WHAT YOU WILL DO.
Return every entry exactly.

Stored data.
>>
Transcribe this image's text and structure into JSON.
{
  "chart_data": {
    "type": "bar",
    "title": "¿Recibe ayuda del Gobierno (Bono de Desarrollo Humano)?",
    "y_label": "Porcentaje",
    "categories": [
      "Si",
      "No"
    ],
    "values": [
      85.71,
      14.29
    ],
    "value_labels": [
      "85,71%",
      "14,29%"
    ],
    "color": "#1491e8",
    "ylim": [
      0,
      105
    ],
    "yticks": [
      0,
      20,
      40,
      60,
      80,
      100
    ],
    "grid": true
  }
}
<<
RESPONSE.
Transcribe this image's text and structure into JSON.
{
  "chart_data": {
    "type": "bar",
    "title": "¿Recibe ayuda del Gobierno (Bono de Desarrollo Humano)?",
    "y_label": "Porcentaje",
    "categories": [
      "Si",
      "No"
    ],
    "values": [
      85.71,
      14.29
    ],
    "value_labels": [
      "85,71%",
      "14,29%"
    ],
    "color": "#1491e8",
    "ylim": [
      0,
      105
    ],
    "yticks": [
      0,
      20,
      40,
      60,
      80,
      100
    ],
    "grid": true
  }
}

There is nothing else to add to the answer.